──────── Records shown

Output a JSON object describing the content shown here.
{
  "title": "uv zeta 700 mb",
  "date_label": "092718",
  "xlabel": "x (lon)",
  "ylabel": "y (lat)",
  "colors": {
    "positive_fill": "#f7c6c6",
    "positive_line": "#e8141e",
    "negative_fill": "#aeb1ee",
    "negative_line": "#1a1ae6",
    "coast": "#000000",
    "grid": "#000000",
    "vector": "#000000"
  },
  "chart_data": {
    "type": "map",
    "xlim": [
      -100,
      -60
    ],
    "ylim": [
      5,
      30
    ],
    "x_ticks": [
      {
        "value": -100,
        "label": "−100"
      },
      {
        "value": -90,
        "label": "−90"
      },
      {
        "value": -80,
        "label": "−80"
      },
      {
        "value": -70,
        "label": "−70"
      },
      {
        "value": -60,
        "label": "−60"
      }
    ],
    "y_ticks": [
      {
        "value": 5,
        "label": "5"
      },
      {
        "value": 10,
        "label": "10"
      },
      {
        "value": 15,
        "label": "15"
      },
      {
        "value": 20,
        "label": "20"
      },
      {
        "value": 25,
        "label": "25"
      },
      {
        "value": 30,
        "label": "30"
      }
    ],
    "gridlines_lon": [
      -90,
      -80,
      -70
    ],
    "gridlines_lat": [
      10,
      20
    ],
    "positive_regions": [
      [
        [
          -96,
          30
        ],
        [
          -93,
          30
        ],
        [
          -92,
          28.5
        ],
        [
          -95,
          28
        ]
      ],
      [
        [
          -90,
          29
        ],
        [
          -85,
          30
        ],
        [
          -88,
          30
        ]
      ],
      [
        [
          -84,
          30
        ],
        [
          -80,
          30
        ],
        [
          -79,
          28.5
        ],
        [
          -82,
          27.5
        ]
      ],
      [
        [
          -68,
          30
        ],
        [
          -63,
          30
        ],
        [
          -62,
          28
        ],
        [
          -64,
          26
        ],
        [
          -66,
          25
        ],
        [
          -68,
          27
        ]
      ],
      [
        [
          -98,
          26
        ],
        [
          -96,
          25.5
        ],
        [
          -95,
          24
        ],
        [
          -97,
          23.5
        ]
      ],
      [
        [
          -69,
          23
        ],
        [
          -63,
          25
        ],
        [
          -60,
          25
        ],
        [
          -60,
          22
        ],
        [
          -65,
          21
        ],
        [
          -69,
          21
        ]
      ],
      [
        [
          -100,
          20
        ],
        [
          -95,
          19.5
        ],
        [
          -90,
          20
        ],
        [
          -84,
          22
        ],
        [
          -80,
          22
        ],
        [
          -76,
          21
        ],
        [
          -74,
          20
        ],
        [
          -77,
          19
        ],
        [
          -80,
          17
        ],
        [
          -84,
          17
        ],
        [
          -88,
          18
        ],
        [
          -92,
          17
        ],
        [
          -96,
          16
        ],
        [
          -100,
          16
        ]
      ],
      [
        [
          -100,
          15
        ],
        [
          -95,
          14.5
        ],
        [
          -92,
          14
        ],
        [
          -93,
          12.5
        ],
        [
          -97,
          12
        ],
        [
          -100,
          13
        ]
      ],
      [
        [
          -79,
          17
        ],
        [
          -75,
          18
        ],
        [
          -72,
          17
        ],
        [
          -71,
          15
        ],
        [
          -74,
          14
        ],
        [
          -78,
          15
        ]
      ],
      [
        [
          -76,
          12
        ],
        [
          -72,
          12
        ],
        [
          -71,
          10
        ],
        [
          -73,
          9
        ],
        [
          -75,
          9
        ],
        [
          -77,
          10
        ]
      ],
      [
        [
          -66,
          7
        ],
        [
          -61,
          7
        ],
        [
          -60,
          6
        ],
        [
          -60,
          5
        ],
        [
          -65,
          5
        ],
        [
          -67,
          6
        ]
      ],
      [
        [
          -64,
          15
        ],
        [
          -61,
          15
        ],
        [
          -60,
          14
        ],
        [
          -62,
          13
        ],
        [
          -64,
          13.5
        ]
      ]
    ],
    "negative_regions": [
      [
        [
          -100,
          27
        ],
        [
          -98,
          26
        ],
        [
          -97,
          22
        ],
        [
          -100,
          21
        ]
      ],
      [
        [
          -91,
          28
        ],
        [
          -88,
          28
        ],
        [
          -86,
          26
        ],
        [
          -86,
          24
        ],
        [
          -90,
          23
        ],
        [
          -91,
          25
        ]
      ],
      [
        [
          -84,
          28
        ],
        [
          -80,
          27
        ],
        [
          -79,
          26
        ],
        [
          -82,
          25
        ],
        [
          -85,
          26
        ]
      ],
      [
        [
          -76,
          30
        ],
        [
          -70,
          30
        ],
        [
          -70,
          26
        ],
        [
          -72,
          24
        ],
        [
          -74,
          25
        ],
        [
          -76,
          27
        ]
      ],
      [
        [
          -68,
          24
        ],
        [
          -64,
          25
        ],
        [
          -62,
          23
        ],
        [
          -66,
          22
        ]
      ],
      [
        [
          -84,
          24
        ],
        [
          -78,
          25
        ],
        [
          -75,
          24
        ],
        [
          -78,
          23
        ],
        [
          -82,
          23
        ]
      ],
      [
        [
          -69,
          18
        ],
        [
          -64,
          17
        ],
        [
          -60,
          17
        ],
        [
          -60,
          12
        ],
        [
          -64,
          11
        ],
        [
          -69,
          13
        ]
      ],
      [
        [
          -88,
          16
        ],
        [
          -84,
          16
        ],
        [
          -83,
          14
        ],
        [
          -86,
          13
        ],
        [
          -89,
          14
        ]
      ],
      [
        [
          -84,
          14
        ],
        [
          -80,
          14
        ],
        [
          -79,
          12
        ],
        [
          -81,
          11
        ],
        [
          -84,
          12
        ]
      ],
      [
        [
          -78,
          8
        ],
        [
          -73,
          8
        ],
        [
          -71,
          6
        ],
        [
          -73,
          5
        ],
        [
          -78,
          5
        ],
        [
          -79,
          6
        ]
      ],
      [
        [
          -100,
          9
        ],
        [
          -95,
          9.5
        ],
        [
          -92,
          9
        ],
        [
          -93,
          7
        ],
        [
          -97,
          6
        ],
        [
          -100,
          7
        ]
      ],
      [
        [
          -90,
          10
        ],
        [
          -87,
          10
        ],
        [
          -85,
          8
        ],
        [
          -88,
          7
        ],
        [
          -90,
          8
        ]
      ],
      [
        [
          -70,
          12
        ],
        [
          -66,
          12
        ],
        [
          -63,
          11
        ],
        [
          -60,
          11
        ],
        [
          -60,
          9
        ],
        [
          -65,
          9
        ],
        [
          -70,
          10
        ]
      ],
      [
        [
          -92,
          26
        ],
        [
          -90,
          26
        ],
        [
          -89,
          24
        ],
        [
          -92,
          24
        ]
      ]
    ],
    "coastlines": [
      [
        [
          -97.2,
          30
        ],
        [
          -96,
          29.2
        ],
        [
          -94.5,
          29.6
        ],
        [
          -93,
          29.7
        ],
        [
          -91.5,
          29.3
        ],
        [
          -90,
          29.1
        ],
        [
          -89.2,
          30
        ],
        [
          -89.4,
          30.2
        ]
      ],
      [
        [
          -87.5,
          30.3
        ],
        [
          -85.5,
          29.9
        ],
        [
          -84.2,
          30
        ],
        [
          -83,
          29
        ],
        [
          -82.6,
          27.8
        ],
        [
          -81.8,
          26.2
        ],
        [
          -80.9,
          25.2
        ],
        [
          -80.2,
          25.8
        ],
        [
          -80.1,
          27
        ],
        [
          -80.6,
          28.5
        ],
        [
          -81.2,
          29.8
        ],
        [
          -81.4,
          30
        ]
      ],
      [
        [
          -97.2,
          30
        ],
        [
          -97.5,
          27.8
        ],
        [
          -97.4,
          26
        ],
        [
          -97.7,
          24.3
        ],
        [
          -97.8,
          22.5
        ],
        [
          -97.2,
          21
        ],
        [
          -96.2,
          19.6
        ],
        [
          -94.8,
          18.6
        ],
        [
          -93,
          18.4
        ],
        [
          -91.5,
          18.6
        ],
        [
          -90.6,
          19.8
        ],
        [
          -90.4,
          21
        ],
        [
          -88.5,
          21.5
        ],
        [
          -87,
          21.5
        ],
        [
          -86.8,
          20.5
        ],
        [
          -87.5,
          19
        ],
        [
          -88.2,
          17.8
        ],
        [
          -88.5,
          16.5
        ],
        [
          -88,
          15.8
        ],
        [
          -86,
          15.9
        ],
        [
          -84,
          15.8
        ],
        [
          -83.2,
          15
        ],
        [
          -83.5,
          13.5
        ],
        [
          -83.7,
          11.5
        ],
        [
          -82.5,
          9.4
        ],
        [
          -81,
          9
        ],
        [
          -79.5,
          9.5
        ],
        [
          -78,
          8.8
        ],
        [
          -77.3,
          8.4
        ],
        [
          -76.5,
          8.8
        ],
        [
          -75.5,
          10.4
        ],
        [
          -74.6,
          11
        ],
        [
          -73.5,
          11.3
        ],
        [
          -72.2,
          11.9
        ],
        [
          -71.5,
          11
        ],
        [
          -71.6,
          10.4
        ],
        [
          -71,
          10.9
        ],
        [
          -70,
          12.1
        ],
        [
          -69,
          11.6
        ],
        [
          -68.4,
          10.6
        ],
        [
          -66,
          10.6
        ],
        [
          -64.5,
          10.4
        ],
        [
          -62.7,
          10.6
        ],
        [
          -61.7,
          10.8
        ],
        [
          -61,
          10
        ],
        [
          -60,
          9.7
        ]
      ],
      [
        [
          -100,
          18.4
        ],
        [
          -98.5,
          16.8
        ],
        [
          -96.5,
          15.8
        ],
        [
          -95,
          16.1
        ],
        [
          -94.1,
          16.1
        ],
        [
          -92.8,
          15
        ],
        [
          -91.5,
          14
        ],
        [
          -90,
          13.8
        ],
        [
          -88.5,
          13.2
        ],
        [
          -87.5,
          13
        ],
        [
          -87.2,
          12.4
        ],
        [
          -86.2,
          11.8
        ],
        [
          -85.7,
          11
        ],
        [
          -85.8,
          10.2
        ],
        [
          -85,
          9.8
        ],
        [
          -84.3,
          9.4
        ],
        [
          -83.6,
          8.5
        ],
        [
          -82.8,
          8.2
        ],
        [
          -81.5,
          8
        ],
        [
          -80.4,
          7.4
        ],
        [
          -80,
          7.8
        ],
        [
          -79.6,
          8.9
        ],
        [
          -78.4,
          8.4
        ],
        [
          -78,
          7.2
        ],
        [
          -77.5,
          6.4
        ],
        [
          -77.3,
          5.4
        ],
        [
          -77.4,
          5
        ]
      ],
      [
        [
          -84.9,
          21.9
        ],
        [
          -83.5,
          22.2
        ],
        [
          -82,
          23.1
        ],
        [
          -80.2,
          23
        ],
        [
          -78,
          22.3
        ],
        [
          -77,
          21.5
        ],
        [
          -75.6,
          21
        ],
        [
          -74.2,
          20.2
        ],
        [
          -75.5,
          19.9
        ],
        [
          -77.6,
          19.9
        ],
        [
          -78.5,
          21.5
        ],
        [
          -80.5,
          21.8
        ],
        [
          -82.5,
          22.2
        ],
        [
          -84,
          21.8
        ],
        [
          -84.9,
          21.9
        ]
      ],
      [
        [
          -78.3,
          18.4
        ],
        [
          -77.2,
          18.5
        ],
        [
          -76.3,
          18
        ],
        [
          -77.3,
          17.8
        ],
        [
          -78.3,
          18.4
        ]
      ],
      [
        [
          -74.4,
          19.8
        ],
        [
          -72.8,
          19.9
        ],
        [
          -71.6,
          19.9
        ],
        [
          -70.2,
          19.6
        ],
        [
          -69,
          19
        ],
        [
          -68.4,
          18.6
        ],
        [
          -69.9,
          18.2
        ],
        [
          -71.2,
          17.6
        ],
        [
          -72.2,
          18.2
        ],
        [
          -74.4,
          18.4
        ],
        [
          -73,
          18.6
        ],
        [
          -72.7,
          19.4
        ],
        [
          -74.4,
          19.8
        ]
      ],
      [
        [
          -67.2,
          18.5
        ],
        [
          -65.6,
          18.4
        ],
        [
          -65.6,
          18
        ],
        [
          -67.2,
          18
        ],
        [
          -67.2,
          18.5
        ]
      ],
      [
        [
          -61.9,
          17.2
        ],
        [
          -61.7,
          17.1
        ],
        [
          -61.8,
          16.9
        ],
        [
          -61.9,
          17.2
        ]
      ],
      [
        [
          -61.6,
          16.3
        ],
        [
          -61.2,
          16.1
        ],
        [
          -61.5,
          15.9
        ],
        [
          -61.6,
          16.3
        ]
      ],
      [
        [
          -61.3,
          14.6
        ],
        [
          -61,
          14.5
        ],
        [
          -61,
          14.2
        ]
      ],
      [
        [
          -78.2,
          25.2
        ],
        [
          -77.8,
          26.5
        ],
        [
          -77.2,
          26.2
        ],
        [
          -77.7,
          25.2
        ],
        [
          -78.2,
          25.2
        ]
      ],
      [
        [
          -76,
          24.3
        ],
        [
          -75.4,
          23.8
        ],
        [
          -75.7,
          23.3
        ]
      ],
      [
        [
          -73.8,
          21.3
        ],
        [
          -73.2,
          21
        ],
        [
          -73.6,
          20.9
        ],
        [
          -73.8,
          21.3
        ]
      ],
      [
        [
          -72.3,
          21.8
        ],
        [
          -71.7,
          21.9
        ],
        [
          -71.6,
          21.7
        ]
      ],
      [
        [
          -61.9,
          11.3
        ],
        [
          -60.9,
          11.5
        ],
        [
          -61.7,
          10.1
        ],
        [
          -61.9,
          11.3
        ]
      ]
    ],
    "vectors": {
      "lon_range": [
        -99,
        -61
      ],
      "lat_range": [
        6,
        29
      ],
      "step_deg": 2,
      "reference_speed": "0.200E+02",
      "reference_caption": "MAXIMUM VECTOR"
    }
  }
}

────────────────

Exercise: Compute how many lines include the string "value", then give that number by itself.

Result: 11